## RECORDS FOR THIS EXERCISE
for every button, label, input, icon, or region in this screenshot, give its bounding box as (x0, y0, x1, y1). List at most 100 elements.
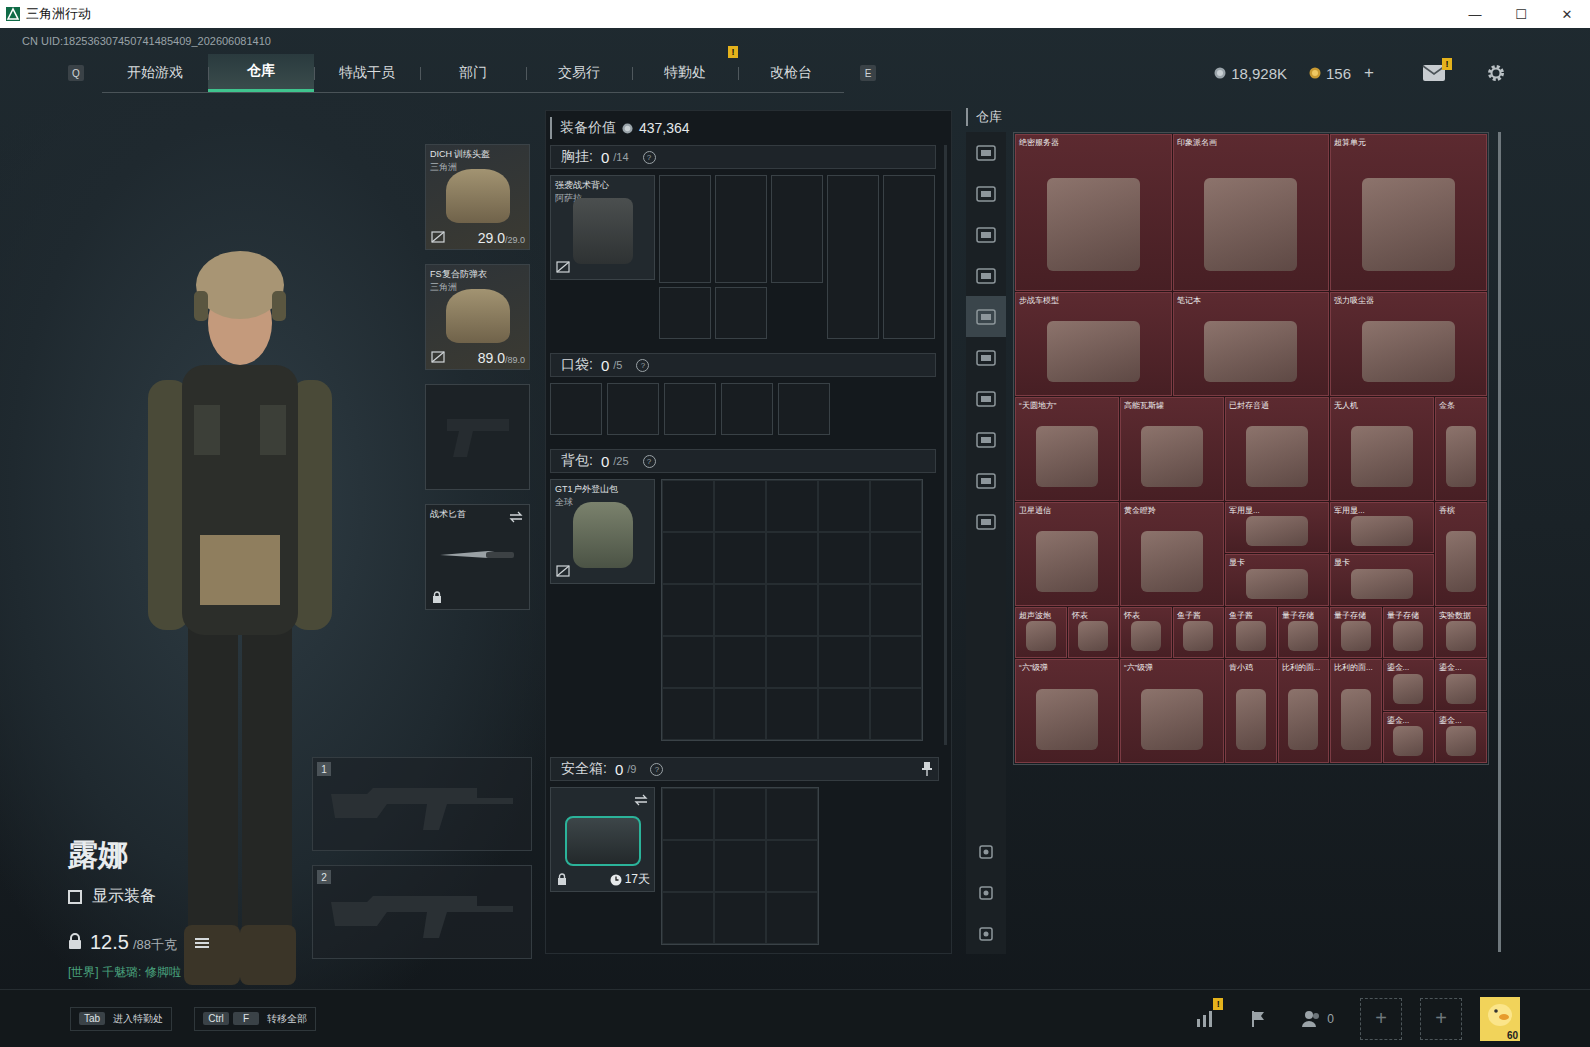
warehouse-item[interactable]: 绝密服务器 (1015, 134, 1172, 291)
pocket-cell[interactable] (778, 383, 830, 435)
warehouse-item[interactable]: 比利的面... (1278, 659, 1330, 763)
key-hint[interactable]: CtrlF转移全部 (194, 1007, 316, 1031)
warehouse-item[interactable]: 量子存储 (1383, 607, 1435, 659)
add-teammate-slot[interactable]: + (1360, 998, 1402, 1040)
weapon-slot[interactable]: 1 (312, 757, 532, 851)
flag-button[interactable] (1241, 1010, 1275, 1028)
warehouse-item[interactable]: 卫星通信 (1015, 502, 1119, 606)
warehouse-item[interactable]: 香槟 (1435, 502, 1487, 606)
backpack-cell[interactable] (766, 688, 818, 740)
window-control-button[interactable]: — (1452, 7, 1498, 22)
gear-slot[interactable]: FS复合防弹衣三角洲89.0/89.0 (425, 264, 530, 370)
chest-rig-cell[interactable] (827, 175, 879, 339)
backpack-cell[interactable] (766, 636, 818, 688)
warehouse-item[interactable]: 鱼子酱 (1225, 607, 1277, 659)
chest-rig-cell[interactable] (715, 287, 767, 339)
backpack-cell[interactable] (870, 688, 922, 740)
warehouse-item[interactable]: 肯小鸡 (1225, 659, 1277, 763)
warehouse-item[interactable]: 高能瓦斯罐 (1120, 397, 1224, 501)
safe-box-item[interactable]: 17天 (550, 787, 655, 892)
help-button[interactable]: ? (636, 359, 649, 372)
nav-tab[interactable]: 改枪台 (738, 54, 844, 92)
prev-tab-key[interactable]: Q (68, 65, 84, 81)
backpack-cell[interactable] (714, 636, 766, 688)
warehouse-item[interactable]: 超声波炮 (1015, 607, 1067, 659)
warehouse-tool-button[interactable] (966, 913, 1006, 954)
backpack-cell[interactable] (714, 688, 766, 740)
warehouse-item[interactable]: 军用显... (1225, 502, 1329, 554)
chest-rig-item[interactable]: 强袭战术背心阿萨拉 (550, 175, 655, 280)
backpack-cell[interactable] (818, 584, 870, 636)
key-hint[interactable]: Tab进入特勤处 (70, 1007, 172, 1031)
warehouse-item[interactable]: 量子存储 (1330, 607, 1382, 659)
chest-rig-cell[interactable] (771, 175, 823, 283)
warehouse-page-tab[interactable] (966, 173, 1006, 214)
warehouse-item[interactable]: 鱼子酱 (1173, 607, 1225, 659)
warehouse-page-tab[interactable] (966, 460, 1006, 501)
backpack-cell[interactable] (870, 636, 922, 688)
backpack-cell[interactable] (662, 688, 714, 740)
chest-rig-cell[interactable] (715, 175, 767, 283)
warehouse-item[interactable]: 军用显... (1330, 502, 1434, 554)
help-button[interactable]: ? (643, 455, 656, 468)
add-teammate-slot[interactable]: + (1420, 998, 1462, 1040)
safe-box-cell[interactable] (662, 840, 714, 892)
warehouse-item[interactable]: 无人机 (1330, 397, 1434, 501)
warehouse-item[interactable]: 怀表 (1068, 607, 1120, 659)
backpack-cell[interactable] (662, 636, 714, 688)
safe-box-cell[interactable] (714, 840, 766, 892)
nav-tab[interactable]: 特战干员 (314, 54, 420, 92)
pin-icon[interactable] (922, 762, 932, 776)
player-avatar[interactable]: 60 (1480, 997, 1520, 1041)
backpack-cell[interactable] (714, 532, 766, 584)
add-coupons-button[interactable]: + (1364, 63, 1374, 83)
warehouse-item[interactable]: 显卡 (1225, 554, 1329, 606)
warehouse-item[interactable]: 鎏金... (1435, 712, 1487, 764)
backpack-cell[interactable] (714, 584, 766, 636)
warehouse-tool-button[interactable] (966, 831, 1006, 872)
pocket-cell[interactable] (550, 383, 602, 435)
warehouse-page-tab[interactable] (966, 378, 1006, 419)
warehouse-page-tab[interactable] (966, 214, 1006, 255)
friends-button[interactable]: 0 (1293, 1010, 1342, 1028)
warehouse-item[interactable]: 鎏金... (1383, 712, 1435, 764)
settings-gear-icon[interactable] (1486, 63, 1506, 83)
world-chat-line[interactable]: [世界] 千魅璐: 修脚啦 (68, 964, 425, 981)
warehouse-item[interactable]: 笔记本 (1173, 292, 1330, 396)
pocket-cell[interactable] (607, 383, 659, 435)
help-button[interactable]: ? (650, 763, 663, 776)
warehouse-item[interactable]: 步战车模型 (1015, 292, 1172, 396)
warehouse-item[interactable]: 比利的面... (1330, 659, 1382, 763)
gear-slot[interactable] (425, 384, 530, 490)
nav-tab[interactable]: 开始游戏 (102, 54, 208, 92)
safe-box-cell[interactable] (662, 892, 714, 944)
warehouse-item[interactable]: “天圆地方” (1015, 397, 1119, 501)
backpack-cell[interactable] (870, 532, 922, 584)
warehouse-item[interactable]: 超算单元 (1330, 134, 1487, 291)
warehouse-item[interactable]: 量子存储 (1278, 607, 1330, 659)
help-button[interactable]: ? (643, 151, 656, 164)
warehouse-page-tab[interactable] (966, 337, 1006, 378)
swap-icon[interactable] (509, 511, 523, 523)
window-control-button[interactable]: ☐ (1498, 7, 1544, 22)
chest-rig-cell[interactable] (659, 287, 711, 339)
warehouse-item[interactable]: 黄金瞪羚 (1120, 502, 1224, 606)
stats-button[interactable]: ! (1187, 1010, 1223, 1028)
backpack-cell[interactable] (818, 480, 870, 532)
backpack-cell[interactable] (818, 532, 870, 584)
warehouse-item[interactable]: 金条 (1435, 397, 1487, 501)
warehouse-page-tab[interactable] (966, 419, 1006, 460)
chest-rig-cell[interactable] (659, 175, 711, 283)
nav-tab[interactable]: 交易行 (526, 54, 632, 92)
pocket-cell[interactable] (721, 383, 773, 435)
weight-details-icon[interactable] (195, 937, 209, 949)
backpack-cell[interactable] (818, 636, 870, 688)
checkbox-box[interactable] (68, 890, 82, 904)
warehouse-page-tab[interactable] (966, 501, 1006, 542)
safe-box-cell[interactable] (714, 788, 766, 840)
warehouse-item[interactable]: 鎏金... (1435, 659, 1487, 711)
safe-box-cell[interactable] (766, 840, 818, 892)
warehouse-scrollbar[interactable] (1498, 132, 1501, 952)
warehouse-item[interactable]: 实验数据 (1435, 607, 1487, 659)
show-gear-checkbox[interactable]: 显示装备 (68, 886, 425, 907)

## DO THIS
Give every row from the one containing "warehouse-item[interactable]: 绝密服务器 (1015, 134, 1172, 291)" down to the one containing "flag-button[interactable] (1241, 1010, 1275, 1028)", both included, as a numbered list with any blank lines omitted.

## EXERCISE OUTPUT
1. warehouse-item[interactable]: 绝密服务器 (1015, 134, 1172, 291)
2. pocket-cell[interactable] (778, 383, 830, 435)
3. warehouse-item[interactable]: 比利的面... (1278, 659, 1330, 763)
4. key-hint[interactable]: CtrlF转移全部 (194, 1007, 316, 1031)
5. warehouse-item[interactable]: 量子存储 (1383, 607, 1435, 659)
6. add-teammate-slot[interactable]: + (1360, 998, 1402, 1040)
7. weapon-slot[interactable]: 1 (312, 757, 532, 851)
8. flag-button[interactable] (1241, 1010, 1275, 1028)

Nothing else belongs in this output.